§ **Data in this exercise**
▬▬▬▬▬▬▬▬▬▬
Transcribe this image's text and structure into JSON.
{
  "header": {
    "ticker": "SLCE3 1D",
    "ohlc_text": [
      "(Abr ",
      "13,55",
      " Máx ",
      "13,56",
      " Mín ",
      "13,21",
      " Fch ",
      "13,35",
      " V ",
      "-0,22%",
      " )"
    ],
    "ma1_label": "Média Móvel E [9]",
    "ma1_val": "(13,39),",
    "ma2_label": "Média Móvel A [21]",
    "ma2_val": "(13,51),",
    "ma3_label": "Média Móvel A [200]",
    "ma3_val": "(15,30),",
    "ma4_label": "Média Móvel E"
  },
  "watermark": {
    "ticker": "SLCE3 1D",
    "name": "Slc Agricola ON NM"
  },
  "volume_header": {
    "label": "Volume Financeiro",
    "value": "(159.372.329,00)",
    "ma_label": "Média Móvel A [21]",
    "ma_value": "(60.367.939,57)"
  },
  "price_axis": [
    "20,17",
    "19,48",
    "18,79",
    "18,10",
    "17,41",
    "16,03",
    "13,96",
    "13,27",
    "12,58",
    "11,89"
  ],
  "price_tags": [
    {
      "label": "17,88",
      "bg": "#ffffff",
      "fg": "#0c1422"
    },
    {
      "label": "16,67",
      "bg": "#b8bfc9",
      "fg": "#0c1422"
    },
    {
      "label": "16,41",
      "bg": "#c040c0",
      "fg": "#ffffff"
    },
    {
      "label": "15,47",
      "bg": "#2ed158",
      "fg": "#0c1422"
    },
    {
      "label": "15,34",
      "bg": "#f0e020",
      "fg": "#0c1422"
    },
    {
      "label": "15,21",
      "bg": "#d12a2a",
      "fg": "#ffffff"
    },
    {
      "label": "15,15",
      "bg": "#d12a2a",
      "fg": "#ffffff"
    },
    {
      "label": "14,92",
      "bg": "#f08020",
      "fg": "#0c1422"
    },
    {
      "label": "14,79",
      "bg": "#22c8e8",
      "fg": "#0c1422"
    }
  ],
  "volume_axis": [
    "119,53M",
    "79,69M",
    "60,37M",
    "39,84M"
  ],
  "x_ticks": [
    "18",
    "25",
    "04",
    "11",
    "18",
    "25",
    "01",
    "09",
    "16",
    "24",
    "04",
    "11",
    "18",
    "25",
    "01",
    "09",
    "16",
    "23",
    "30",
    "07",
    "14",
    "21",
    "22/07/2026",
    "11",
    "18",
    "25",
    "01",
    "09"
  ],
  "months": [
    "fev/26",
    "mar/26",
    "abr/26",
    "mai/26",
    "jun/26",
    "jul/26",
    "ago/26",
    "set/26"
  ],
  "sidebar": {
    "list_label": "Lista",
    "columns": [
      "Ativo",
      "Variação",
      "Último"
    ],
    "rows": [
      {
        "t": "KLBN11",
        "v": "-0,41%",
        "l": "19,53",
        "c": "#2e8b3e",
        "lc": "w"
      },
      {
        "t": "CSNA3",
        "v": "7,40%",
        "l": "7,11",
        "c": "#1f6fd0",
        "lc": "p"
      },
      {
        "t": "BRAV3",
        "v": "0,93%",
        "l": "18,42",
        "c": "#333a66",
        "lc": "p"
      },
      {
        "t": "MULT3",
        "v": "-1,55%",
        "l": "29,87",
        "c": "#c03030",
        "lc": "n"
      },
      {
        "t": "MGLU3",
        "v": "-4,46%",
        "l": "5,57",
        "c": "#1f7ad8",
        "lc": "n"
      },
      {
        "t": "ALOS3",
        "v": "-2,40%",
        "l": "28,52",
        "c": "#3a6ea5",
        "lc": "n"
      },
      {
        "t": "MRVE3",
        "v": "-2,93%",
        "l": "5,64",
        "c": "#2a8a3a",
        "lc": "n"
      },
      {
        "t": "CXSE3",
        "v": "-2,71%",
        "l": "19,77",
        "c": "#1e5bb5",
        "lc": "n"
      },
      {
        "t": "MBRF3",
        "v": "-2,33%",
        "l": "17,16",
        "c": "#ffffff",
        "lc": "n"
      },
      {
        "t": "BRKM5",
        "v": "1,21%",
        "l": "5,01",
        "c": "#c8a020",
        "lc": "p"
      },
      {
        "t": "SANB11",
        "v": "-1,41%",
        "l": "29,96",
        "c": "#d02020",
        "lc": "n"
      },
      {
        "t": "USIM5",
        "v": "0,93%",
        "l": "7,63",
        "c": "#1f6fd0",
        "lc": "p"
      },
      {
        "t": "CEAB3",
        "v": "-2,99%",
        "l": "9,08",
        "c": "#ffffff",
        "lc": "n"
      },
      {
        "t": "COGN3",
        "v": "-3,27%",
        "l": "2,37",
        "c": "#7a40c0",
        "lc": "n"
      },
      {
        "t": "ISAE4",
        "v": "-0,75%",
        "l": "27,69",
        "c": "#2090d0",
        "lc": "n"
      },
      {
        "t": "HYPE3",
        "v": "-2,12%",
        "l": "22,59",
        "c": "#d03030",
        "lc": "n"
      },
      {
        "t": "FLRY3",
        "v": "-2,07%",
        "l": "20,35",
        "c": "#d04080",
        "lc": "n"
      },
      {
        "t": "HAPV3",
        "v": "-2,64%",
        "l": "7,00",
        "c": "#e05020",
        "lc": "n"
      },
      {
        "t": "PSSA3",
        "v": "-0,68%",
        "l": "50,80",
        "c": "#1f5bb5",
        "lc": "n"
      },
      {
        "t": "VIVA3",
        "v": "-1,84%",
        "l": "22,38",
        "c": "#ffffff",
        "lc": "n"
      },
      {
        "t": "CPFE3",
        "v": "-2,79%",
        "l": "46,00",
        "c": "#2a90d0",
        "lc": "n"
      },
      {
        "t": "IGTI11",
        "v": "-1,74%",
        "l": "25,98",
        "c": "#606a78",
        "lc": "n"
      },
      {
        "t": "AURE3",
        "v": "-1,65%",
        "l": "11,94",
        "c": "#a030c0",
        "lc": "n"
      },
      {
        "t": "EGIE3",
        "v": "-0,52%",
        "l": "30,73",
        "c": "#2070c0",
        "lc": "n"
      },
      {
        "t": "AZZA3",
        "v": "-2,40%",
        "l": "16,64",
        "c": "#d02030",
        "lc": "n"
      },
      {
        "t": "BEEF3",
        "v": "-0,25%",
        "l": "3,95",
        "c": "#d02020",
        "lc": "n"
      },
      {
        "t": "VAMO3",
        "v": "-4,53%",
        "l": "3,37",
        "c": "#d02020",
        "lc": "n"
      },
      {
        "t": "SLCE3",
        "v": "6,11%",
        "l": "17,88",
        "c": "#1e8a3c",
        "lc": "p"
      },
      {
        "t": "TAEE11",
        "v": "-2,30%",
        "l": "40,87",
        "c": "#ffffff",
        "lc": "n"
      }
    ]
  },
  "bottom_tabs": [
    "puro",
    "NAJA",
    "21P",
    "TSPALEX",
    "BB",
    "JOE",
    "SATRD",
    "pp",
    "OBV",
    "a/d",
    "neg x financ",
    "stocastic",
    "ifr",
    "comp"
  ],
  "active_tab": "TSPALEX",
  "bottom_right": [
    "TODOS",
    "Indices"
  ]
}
▬▬▬▬▬▬▬▬▬▬
§ **Goal of the exercise**
Reproduce the records above exactly.

§ **Solved problem**
Transcribe this image's text and structure into JSON.
{
  "header": {
    "ticker": "SLCE3 1D",
    "ohlc_text": [
      "(Abr ",
      "13,55",
      " Máx ",
      "13,56",
      " Mín ",
      "13,21",
      " Fch ",
      "13,35",
      " V ",
      "-0,22%",
      " )"
    ],
    "ma1_label": "Média Móvel E [9]",
    "ma1_val": "(13,39),",
    "ma2_label": "Média Móvel A [21]",
    "ma2_val": "(13,51),",
    "ma3_label": "Média Móvel A [200]",
    "ma3_val": "(15,30),",
    "ma4_label": "Média Móvel E"
  },
  "watermark": {
    "ticker": "SLCE3 1D",
    "name": "Slc Agricola ON NM"
  },
  "volume_header": {
    "label": "Volume Financeiro",
    "value": "(159.372.329,00)",
    "ma_label": "Média Móvel A [21]",
    "ma_value": "(60.367.939,57)"
  },
  "price_axis": [
    "20,17",
    "19,48",
    "18,79",
    "18,10",
    "17,41",
    "16,03",
    "13,96",
    "13,27",
    "12,58",
    "11,89"
  ],
  "price_tags": [
    {
      "label": "17,88",
      "bg": "#ffffff",
      "fg": "#0c1422"
    },
    {
      "label": "16,67",
      "bg": "#b8bfc9",
      "fg": "#0c1422"
    },
    {
      "label": "16,41",
      "bg": "#c040c0",
      "fg": "#ffffff"
    },
    {
      "label": "15,47",
      "bg": "#2ed158",
      "fg": "#0c1422"
    },
    {
      "label": "15,34",
      "bg": "#f0e020",
      "fg": "#0c1422"
    },
    {
      "label": "15,21",
      "bg": "#d12a2a",
      "fg": "#ffffff"
    },
    {
      "label": "15,15",
      "bg": "#d12a2a",
      "fg": "#ffffff"
    },
    {
      "label": "14,92",
      "bg": "#f08020",
      "fg": "#0c1422"
    },
    {
      "label": "14,79",
      "bg": "#22c8e8",
      "fg": "#0c1422"
    }
  ],
  "volume_axis": [
    "119,53M",
    "79,69M",
    "60,37M",
    "39,84M"
  ],
  "x_ticks": [
    "18",
    "25",
    "04",
    "11",
    "18",
    "25",
    "01",
    "09",
    "16",
    "24",
    "04",
    "11",
    "18",
    "25",
    "01",
    "09",
    "16",
    "23",
    "30",
    "07",
    "14",
    "21",
    "22/07/2026",
    "11",
    "18",
    "25",
    "01",
    "09"
  ],
  "months": [
    "fev/26",
    "mar/26",
    "abr/26",
    "mai/26",
    "jun/26",
    "jul/26",
    "ago/26",
    "set/26"
  ],
  "sidebar": {
    "list_label": "Lista",
    "columns": [
      "Ativo",
      "Variação",
      "Último"
    ],
    "rows": [
      {
        "t": "KLBN11",
        "v": "-0,41%",
        "l": "19,53",
        "c": "#2e8b3e",
        "lc": "w"
      },
      {
        "t": "CSNA3",
        "v": "7,40%",
        "l": "7,11",
        "c": "#1f6fd0",
        "lc": "p"
      },
      {
        "t": "BRAV3",
        "v": "0,93%",
        "l": "18,42",
        "c": "#333a66",
        "lc": "p"
      },
      {
        "t": "MULT3",
        "v": "-1,55%",
        "l": "29,87",
        "c": "#c03030",
        "lc": "n"
      },
      {
        "t": "MGLU3",
        "v": "-4,46%",
        "l": "5,57",
        "c": "#1f7ad8",
        "lc": "n"
      },
      {
        "t": "ALOS3",
        "v": "-2,40%",
        "l": "28,52",
        "c": "#3a6ea5",
        "lc": "n"
      },
      {
        "t": "MRVE3",
        "v": "-2,93%",
        "l": "5,64",
        "c": "#2a8a3a",
        "lc": "n"
      },
      {
        "t": "CXSE3",
        "v": "-2,71%",
        "l": "19,77",
        "c": "#1e5bb5",
        "lc": "n"
      },
      {
        "t": "MBRF3",
        "v": "-2,33%",
        "l": "17,16",
        "c": "#ffffff",
        "lc": "n"
      },
      {
        "t": "BRKM5",
        "v": "1,21%",
        "l": "5,01",
        "c": "#c8a020",
        "lc": "p"
      },
      {
        "t": "SANB11",
        "v": "-1,41%",
        "l": "29,96",
        "c": "#d02020",
        "lc": "n"
      },
      {
        "t": "USIM5",
        "v": "0,93%",
        "l": "7,63",
        "c": "#1f6fd0",
        "lc": "p"
      },
      {
        "t": "CEAB3",
        "v": "-2,99%",
        "l": "9,08",
        "c": "#ffffff",
        "lc": "n"
      },
      {
        "t": "COGN3",
        "v": "-3,27%",
        "l": "2,37",
        "c": "#7a40c0",
        "lc": "n"
      },
      {
        "t": "ISAE4",
        "v": "-0,75%",
        "l": "27,69",
        "c": "#2090d0",
        "lc": "n"
      },
      {
        "t": "HYPE3",
        "v": "-2,12%",
        "l": "22,59",
        "c": "#d03030",
        "lc": "n"
      },
      {
        "t": "FLRY3",
        "v": "-2,07%",
        "l": "20,35",
        "c": "#d04080",
        "lc": "n"
      },
      {
        "t": "HAPV3",
        "v": "-2,64%",
        "l": "7,00",
        "c": "#e05020",
        "lc": "n"
      },
      {
        "t": "PSSA3",
        "v": "-0,68%",
        "l": "50,80",
        "c": "#1f5bb5",
        "lc": "n"
      },
      {
        "t": "VIVA3",
        "v": "-1,84%",
        "l": "22,38",
        "c": "#ffffff",
        "lc": "n"
      },
      {
        "t": "CPFE3",
        "v": "-2,79%",
        "l": "46,00",
        "c": "#2a90d0",
        "lc": "n"
      },
      {
        "t": "IGTI11",
        "v": "-1,74%",
        "l": "25,98",
        "c": "#606a78",
        "lc": "n"
      },
      {
        "t": "AURE3",
        "v": "-1,65%",
        "l": "11,94",
        "c": "#a030c0",
        "lc": "n"
      },
      {
        "t": "EGIE3",
        "v": "-0,52%",
        "l": "30,73",
        "c": "#2070c0",
        "lc": "n"
      },
      {
        "t": "AZZA3",
        "v": "-2,40%",
        "l": "16,64",
        "c": "#d02030",
        "lc": "n"
      },
      {
        "t": "BEEF3",
        "v": "-0,25%",
        "l": "3,95",
        "c": "#d02020",
        "lc": "n"
      },
      {
        "t": "VAMO3",
        "v": "-4,53%",
        "l": "3,37",
        "c": "#d02020",
        "lc": "n"
      },
      {
        "t": "SLCE3",
        "v": "6,11%",
        "l": "17,88",
        "c": "#1e8a3c",
        "lc": "p"
      },
      {
        "t": "TAEE11",
        "v": "-2,30%",
        "l": "40,87",
        "c": "#ffffff",
        "lc": "n"
      }
    ]
  },
  "bottom_tabs": [
    "puro",
    "NAJA",
    "21P",
    "TSPALEX",
    "BB",
    "JOE",
    "SATRD",
    "pp",
    "OBV",
    "a/d",
    "neg x financ",
    "stocastic",
    "ifr",
    "comp"
  ],
  "active_tab": "TSPALEX",
  "bottom_right": [
    "TODOS",
    "Indices"
  ]
}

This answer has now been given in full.